■ **Provided records**:
····················
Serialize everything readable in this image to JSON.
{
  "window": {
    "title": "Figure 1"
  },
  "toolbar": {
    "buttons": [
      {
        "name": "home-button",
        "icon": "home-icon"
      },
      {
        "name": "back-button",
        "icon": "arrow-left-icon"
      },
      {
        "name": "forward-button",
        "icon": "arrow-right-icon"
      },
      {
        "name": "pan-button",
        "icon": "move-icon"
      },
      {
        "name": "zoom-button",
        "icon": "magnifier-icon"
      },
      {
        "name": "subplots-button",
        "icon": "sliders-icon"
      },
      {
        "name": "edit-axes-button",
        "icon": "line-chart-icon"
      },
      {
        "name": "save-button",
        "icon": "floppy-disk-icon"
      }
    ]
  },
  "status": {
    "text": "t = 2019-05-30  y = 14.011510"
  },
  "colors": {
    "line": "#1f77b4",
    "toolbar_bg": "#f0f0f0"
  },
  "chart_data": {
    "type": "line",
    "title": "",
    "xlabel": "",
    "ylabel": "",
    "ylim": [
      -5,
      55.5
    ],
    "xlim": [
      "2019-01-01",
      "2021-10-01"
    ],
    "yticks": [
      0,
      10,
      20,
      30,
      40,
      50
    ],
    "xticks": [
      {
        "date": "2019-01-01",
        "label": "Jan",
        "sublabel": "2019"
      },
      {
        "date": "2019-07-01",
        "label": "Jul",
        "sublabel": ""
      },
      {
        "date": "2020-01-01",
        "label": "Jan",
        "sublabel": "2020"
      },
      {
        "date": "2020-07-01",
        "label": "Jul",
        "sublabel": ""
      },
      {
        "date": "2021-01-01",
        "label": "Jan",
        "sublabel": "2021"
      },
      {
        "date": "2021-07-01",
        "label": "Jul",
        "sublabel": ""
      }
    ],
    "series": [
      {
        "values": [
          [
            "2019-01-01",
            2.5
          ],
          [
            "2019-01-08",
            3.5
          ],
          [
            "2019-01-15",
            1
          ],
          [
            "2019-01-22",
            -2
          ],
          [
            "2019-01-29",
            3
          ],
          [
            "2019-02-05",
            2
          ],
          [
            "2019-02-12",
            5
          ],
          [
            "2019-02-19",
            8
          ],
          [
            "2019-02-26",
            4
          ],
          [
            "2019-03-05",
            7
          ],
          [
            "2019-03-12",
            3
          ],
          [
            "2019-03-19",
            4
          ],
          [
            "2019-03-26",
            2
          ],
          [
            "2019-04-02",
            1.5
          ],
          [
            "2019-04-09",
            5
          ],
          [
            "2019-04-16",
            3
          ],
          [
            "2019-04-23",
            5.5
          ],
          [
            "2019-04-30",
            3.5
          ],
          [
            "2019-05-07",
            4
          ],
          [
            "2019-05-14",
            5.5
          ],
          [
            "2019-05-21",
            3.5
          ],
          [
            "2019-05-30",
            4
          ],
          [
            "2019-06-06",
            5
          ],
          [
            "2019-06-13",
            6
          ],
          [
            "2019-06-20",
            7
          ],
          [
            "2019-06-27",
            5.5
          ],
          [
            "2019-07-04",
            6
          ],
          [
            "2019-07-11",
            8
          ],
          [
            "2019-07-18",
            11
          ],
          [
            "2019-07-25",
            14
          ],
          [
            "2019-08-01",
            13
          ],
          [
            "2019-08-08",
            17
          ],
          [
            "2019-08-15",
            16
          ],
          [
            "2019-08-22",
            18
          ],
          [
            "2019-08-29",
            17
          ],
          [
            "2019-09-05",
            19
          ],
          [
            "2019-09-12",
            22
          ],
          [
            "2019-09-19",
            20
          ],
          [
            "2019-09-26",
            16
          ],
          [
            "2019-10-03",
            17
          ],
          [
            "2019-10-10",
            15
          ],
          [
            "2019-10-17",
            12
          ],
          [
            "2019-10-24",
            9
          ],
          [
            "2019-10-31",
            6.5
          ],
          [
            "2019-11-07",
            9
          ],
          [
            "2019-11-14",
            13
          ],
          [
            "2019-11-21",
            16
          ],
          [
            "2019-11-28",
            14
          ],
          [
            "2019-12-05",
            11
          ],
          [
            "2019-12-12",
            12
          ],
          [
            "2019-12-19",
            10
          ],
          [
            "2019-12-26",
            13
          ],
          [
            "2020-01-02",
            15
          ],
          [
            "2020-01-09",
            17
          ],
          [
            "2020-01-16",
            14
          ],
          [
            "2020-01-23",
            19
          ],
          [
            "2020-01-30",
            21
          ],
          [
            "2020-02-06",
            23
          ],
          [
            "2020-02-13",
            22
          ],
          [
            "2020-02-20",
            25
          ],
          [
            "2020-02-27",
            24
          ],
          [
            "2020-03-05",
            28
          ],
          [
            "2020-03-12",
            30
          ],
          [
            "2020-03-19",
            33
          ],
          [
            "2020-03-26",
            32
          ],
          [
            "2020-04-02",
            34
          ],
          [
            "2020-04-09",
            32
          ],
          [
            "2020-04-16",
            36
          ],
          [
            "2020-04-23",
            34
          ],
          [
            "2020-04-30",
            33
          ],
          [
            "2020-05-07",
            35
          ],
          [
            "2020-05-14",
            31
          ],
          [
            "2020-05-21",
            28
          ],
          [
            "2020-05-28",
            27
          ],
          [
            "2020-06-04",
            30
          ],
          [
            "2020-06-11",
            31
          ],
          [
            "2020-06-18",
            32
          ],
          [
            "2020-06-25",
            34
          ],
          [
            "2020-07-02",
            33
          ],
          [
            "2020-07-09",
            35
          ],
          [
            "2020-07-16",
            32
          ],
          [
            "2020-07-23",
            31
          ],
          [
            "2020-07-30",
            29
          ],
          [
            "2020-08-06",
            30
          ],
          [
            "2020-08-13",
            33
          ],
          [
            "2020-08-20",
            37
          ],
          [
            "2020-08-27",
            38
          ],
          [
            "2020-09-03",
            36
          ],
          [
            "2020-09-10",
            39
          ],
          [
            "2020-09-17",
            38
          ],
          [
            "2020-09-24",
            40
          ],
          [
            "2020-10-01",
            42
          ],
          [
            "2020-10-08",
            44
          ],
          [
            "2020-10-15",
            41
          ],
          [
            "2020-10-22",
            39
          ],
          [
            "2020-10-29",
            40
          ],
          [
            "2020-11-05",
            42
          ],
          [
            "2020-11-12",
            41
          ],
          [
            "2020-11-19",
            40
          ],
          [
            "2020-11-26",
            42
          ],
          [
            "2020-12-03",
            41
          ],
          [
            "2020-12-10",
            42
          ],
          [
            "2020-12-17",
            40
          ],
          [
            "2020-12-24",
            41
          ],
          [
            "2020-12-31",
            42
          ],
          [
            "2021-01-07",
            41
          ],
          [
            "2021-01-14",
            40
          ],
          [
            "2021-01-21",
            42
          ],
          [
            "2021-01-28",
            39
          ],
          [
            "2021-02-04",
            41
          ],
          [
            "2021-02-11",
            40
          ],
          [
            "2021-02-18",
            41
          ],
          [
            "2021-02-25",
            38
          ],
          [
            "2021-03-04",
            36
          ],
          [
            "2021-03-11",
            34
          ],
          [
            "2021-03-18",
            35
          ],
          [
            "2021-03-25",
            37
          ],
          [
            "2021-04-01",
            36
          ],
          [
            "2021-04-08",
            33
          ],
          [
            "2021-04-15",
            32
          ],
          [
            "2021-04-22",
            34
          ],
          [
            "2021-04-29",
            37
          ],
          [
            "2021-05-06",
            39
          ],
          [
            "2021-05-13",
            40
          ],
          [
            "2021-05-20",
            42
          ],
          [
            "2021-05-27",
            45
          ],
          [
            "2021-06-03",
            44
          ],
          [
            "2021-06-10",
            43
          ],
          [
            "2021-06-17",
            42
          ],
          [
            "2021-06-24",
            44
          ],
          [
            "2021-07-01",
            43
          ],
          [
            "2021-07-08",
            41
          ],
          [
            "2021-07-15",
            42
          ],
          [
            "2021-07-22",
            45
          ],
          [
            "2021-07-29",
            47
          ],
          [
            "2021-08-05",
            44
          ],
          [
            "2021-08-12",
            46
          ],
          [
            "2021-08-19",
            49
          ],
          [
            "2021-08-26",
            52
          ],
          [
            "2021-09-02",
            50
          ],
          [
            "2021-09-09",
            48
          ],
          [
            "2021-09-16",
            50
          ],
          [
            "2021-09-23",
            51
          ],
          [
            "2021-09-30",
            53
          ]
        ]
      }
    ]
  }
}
····················
■ **Stated goal**: Each line that holds the word "icon" is to be copied.

■ **Result**:
        "icon": "home-icon"
        "icon": "arrow-left-icon"
        "icon": "arrow-right-icon"
        "icon": "move-icon"
        "icon": "magnifier-icon"
        "icon": "sliders-icon"
        "icon": "line-chart-icon"
        "icon": "floppy-disk-icon"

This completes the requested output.